-- Begin --

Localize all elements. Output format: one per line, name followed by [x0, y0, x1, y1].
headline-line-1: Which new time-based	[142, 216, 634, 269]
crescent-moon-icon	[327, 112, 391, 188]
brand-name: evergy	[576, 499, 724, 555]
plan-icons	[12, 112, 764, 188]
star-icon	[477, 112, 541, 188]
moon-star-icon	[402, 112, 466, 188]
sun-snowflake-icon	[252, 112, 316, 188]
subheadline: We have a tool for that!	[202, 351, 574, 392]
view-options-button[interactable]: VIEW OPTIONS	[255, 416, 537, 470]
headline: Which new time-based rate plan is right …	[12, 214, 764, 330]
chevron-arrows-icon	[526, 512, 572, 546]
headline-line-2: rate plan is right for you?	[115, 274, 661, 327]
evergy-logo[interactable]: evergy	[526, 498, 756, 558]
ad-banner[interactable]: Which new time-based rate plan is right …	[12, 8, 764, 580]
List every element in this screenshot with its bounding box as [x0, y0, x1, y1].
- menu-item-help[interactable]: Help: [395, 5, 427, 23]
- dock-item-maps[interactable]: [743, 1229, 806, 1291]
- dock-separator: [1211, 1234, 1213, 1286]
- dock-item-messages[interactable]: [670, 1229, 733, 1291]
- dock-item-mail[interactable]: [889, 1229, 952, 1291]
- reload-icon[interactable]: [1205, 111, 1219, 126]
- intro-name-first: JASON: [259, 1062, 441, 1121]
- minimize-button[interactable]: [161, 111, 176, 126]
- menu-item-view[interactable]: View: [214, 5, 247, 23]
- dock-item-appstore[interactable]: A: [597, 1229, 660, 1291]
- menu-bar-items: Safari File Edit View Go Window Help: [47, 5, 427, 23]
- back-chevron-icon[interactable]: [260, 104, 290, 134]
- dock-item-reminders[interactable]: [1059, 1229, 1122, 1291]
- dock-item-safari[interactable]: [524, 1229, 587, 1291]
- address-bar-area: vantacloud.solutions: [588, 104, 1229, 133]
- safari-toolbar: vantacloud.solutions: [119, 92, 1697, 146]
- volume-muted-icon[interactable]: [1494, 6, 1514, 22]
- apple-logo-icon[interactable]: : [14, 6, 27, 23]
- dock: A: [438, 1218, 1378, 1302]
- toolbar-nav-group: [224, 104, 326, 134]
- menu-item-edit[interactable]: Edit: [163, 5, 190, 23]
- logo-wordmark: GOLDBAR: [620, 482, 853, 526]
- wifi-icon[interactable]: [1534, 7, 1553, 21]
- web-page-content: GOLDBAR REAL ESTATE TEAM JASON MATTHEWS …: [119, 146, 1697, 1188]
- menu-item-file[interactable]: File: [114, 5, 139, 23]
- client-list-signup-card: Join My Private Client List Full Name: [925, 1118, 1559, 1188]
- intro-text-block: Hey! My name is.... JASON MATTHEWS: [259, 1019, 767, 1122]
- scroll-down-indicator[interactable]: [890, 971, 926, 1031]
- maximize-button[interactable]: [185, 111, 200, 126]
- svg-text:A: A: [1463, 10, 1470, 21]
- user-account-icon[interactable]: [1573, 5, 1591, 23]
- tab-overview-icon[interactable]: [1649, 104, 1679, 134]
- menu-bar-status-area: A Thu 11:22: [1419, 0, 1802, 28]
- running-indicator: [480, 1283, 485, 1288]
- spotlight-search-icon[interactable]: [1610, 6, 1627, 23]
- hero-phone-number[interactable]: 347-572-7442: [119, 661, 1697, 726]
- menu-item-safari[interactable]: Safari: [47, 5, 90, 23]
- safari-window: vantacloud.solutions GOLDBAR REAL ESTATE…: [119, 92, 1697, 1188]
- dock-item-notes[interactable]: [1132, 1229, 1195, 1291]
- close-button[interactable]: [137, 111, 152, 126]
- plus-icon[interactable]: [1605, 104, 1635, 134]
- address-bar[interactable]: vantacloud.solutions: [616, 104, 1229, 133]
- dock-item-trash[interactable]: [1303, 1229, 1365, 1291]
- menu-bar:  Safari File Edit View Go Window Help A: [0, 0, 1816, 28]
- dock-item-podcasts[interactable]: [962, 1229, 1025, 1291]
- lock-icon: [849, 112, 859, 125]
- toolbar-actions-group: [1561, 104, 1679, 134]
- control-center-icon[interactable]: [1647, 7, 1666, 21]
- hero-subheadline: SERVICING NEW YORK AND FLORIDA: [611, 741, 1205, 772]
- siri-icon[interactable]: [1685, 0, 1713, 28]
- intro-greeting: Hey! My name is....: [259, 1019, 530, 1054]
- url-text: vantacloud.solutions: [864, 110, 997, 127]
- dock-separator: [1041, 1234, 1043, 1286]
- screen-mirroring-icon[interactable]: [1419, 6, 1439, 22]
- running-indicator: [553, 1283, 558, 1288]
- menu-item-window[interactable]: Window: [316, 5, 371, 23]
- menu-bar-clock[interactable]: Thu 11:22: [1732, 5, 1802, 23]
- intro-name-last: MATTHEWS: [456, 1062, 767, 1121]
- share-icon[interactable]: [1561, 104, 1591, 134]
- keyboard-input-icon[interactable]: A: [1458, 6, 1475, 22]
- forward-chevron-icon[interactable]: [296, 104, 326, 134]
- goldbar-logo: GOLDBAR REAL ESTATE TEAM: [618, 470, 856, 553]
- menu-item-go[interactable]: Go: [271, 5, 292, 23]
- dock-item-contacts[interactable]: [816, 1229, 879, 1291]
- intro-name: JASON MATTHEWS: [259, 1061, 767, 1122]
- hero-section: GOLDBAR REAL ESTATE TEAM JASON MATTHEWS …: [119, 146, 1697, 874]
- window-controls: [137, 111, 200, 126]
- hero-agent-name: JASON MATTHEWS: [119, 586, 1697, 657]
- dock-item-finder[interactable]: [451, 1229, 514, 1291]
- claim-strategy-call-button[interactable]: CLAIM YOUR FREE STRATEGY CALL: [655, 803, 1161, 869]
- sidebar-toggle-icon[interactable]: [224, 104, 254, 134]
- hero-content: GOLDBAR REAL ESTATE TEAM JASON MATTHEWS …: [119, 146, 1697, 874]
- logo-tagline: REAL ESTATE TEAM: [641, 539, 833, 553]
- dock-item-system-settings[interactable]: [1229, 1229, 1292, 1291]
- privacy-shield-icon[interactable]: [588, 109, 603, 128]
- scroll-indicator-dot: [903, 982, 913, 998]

-- End --

— Given exercise —
Copy out again, word for word, the entries above, beginning at the first line and stopping after the line that contains "416, 537, 470]".

— Exercise solution —
Localize all elements. Output format: one per line, name followed by [x0, y0, x1, y1].
headline-line-1: Which new time-based	[142, 216, 634, 269]
crescent-moon-icon	[327, 112, 391, 188]
brand-name: evergy	[576, 499, 724, 555]
plan-icons	[12, 112, 764, 188]
star-icon	[477, 112, 541, 188]
moon-star-icon	[402, 112, 466, 188]
sun-snowflake-icon	[252, 112, 316, 188]
subheadline: We have a tool for that!	[202, 351, 574, 392]
view-options-button[interactable]: VIEW OPTIONS	[255, 416, 537, 470]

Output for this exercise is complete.